**EXCERPT TO READ**
....

Walking With Dinétah is a community art and trail walking initiative dedicated to co-creating strategies for cultural resilience and healing through spatialized oral histories, memory work, mapmaking, and participatory art—in other words, through Hózhó náhásdlíí’, or “walking in beauty.”

 

WALK the trails

Explore a living spatialized community archive of meaningful places, important stories, local knowledge, and walking trails on ArcGIS

ARCHIVE OF HAND DRAWN MAPS

Browse hand drawn maps from our community mapping workshop and listen to stories with elders, youth, and community leaders

STORYMAPS

Coming Soon: Immerse yourself in Chilchinbeto, Kayenta, and Dennehotso through place-based storytelling

ABOUT WALKING WITH Dinétah

Our monument is already made.

Dinétah, “among the people,” is the ancestral land of the Diné. It is marked by four sacred mountains in the modern day Four Corners area and is embedded with intergenerational knowledge. Walking With Dinétah is a Nááts'íilid Initiative project that co-creates a living digital archive in the form of a regional map through collecting narratives from elders, and asset mapping with residents of Chilchinbeto, Kayenta, and Dennehotso. Our research identifies, maps, and marks Indigenous trails in Dennehotso, Chilchinbeto, and Kayenta through embedding digitally recorded knowledge, place-based Indigenous art, mnemonic installations, and local vegetation that will attract wildlife.

....

**GOALS**
1 - Reproduce word for word the part of the Walking With Dinétah page starting at "Explore a living" and ending at "is already made.".
2 - Turn the paragraph of the Walking With Dinétah page that opens with "Dinétah, “among the people,” is the ancestral land" into a short bulleted list that keeps its main facts.
3 - Continue the Walking With Dinétah page from its final sentence onward.

**SUPPLIED RECORDS**
....

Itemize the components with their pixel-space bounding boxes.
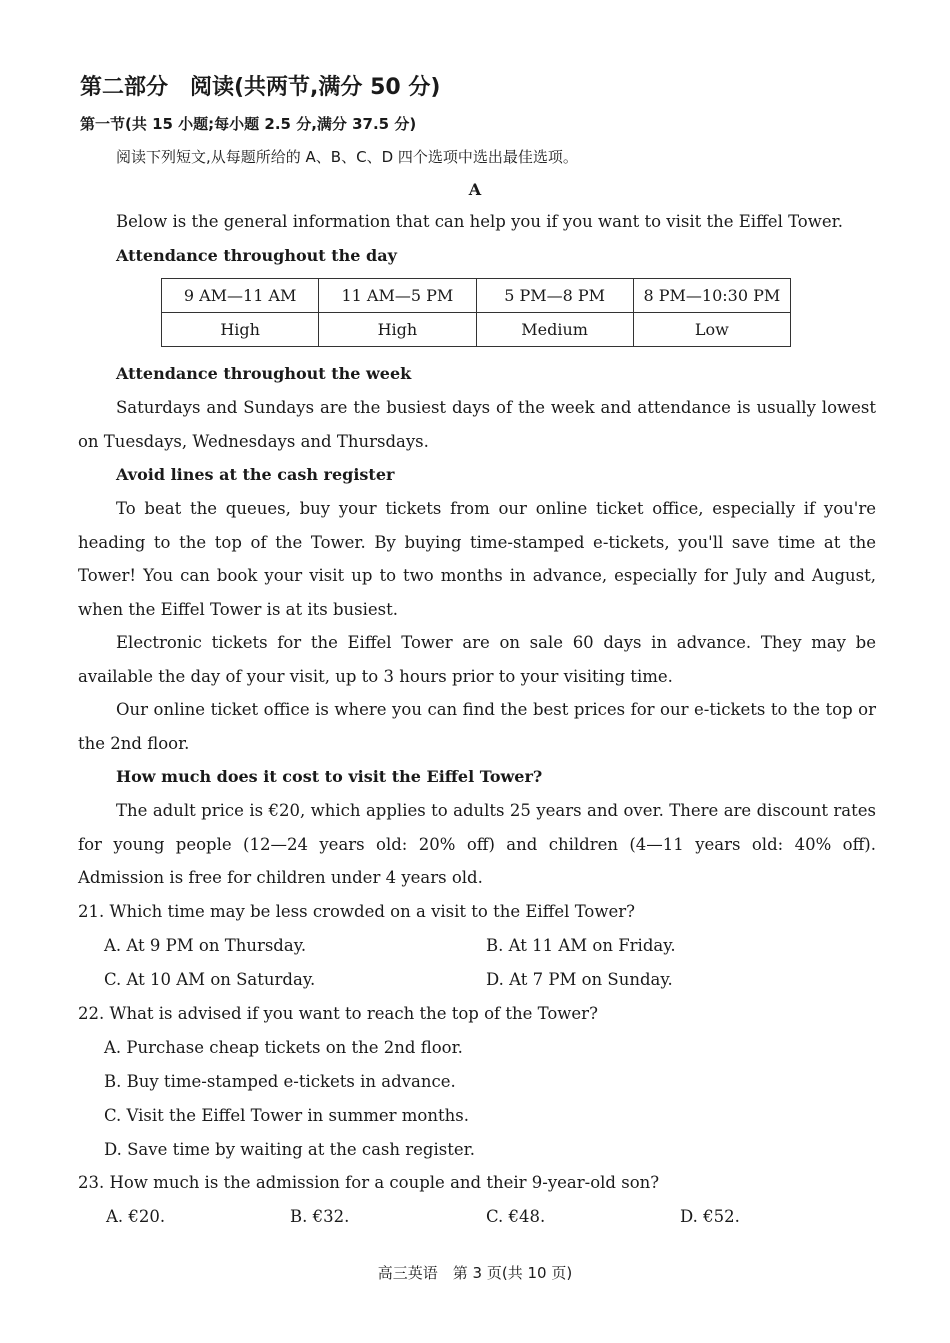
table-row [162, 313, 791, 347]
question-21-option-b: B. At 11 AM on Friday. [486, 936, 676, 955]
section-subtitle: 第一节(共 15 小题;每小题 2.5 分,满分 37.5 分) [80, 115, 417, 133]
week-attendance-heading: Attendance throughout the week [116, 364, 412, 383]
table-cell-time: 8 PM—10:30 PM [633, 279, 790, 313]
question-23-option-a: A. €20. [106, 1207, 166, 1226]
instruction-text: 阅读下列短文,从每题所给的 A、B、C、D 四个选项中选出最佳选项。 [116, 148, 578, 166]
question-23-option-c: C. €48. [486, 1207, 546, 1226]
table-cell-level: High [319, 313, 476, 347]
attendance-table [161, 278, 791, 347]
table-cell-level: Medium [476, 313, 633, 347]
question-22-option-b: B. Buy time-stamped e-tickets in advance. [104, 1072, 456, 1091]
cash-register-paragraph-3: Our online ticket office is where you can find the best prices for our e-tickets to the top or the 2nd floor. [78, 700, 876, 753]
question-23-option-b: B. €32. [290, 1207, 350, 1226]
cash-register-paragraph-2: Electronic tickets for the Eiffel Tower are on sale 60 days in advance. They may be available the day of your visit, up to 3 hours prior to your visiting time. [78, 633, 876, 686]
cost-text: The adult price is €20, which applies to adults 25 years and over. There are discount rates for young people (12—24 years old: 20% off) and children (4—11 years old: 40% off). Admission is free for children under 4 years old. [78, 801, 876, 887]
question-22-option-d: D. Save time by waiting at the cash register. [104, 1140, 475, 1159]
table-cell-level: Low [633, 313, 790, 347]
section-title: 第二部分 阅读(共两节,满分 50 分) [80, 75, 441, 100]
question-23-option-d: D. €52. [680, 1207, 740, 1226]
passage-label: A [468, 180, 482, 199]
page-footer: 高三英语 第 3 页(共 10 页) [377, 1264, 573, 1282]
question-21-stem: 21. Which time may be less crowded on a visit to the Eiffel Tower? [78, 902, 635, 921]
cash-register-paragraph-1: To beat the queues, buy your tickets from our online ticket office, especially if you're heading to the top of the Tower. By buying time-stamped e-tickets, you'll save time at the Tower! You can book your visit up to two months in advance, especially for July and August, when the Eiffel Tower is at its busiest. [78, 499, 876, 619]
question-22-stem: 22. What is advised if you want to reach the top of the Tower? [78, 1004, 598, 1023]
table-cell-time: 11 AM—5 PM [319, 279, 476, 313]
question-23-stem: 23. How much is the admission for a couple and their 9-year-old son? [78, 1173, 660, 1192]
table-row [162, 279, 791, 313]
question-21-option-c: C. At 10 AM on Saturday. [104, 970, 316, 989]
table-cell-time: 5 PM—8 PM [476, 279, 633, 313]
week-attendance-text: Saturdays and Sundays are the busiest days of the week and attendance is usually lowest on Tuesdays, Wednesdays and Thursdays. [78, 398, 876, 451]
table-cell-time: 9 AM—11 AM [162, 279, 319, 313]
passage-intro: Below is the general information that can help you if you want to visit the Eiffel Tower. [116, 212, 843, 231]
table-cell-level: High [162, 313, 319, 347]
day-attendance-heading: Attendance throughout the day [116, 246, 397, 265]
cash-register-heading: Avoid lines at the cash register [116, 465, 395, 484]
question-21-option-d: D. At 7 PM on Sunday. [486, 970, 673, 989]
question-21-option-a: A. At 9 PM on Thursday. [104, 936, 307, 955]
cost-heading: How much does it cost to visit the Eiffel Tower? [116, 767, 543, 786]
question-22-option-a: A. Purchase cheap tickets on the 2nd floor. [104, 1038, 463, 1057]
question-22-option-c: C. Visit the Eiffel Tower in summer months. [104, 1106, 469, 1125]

....

**ANSWERS TO EACH TASK**
1 -
Explore a living spatialized community archive of meaningful places, important stories, local knowledge, and walking trails on ArcGIS

ARCHIVE OF HAND DRAWN MAPS

Browse hand drawn maps from our community mapping workshop and listen to stories with elders, youth, and community leaders

STORYMAPS

Coming Soon: Immerse yourself in Chilchinbeto, Kayenta, and Dennehotso through place-based storytelling

ABOUT WALKING WITH Dinétah

Our monument is already made.

2 -
- Dinétah, "among the people," is the ancestral land of the Diné. It is marked by four sacred mountains in the modern-day Four Corners area and holds intergenerational knowledge.
- Walking With Dinétah, a Nááts'íilid Initiative project, co-creates a living digital archive in the form of a regional map. It does this by collecting elders' narratives and asset mapping with residents of Chilchinbeto, Kayenta, and Dennehotso.
- Its research identifies, maps, and marks Indigenous trails in those three communities. It uses digitally recorded knowledge, place-based Indigenous art, mnemonic installations, and local vegetation that will attract wildlife.

3 -
Our goal is to shift the narratives with which places in Chilchinbeto are currently consumed by tourists and overlooked by Navajo youth. The aesthetic gaze of the modern tourist silences the ancestral red rock mesas and wind chiseled canyons in the region to merely “sublime desolation,” and pristine, uninhabited “wilderness.” European romanticism actively erases Indigenous history and replicates colonial patterns that justified The Long Walk forced upon the Navajo. Its reductiveness is reinforced by the delegitimization of Indigenous values and ethics and the destruction of mnemonic systems through which skills and belonging have been traditionally passed from elders to younger generations. Tourism and modern education have institutionalized a vision of Indigenous land as land without people and people without a history, science, and meaningful knowledge.

Walking with Dinétah will reveal Chilchinbeto, Dennehotso, and Kayenta—and indeed all Indigenous places—not as empty, but, as elders say, “already made,” reconnecting Diné youth with traditional ways and revitalizing their pride.

The evolving regional plan reestablishes continuity between the placemaking strategies of basket makers, ancestral Puebolans, and Diné. Original storytelling and art made in its reflection emphasize the land as an ecosystem and a place, and not as an abstract space. The ecosystem will continue to host humans among yucca, Indian rice grass, spiny lizards, and ferruginous hawks.

Our map also serves as a tool of empowerment, giving power back to localities to control their narratives and shifting public consciousness to push reparations-driven planning and policy. The goal of the digital interface is to encourage conversations on Indigenous ways of knowing, holding a mirror to the knowledge economy of settler-colonialism and creating a connection between Indigenous people and diasporic communities who share the historical trauma of colonization.

Walking will involve both literal and figurative walking in which the land speaks to the interlocutor. For the Diné, walking with the land means listening, feeling, and resting as opposed to disembodied contemplation that should restore our intergenerational trust, memory work, cultural reclamation, and investment in communal practices. It will allow us to know the three chapters as places of ephemera like stories, dances, and music.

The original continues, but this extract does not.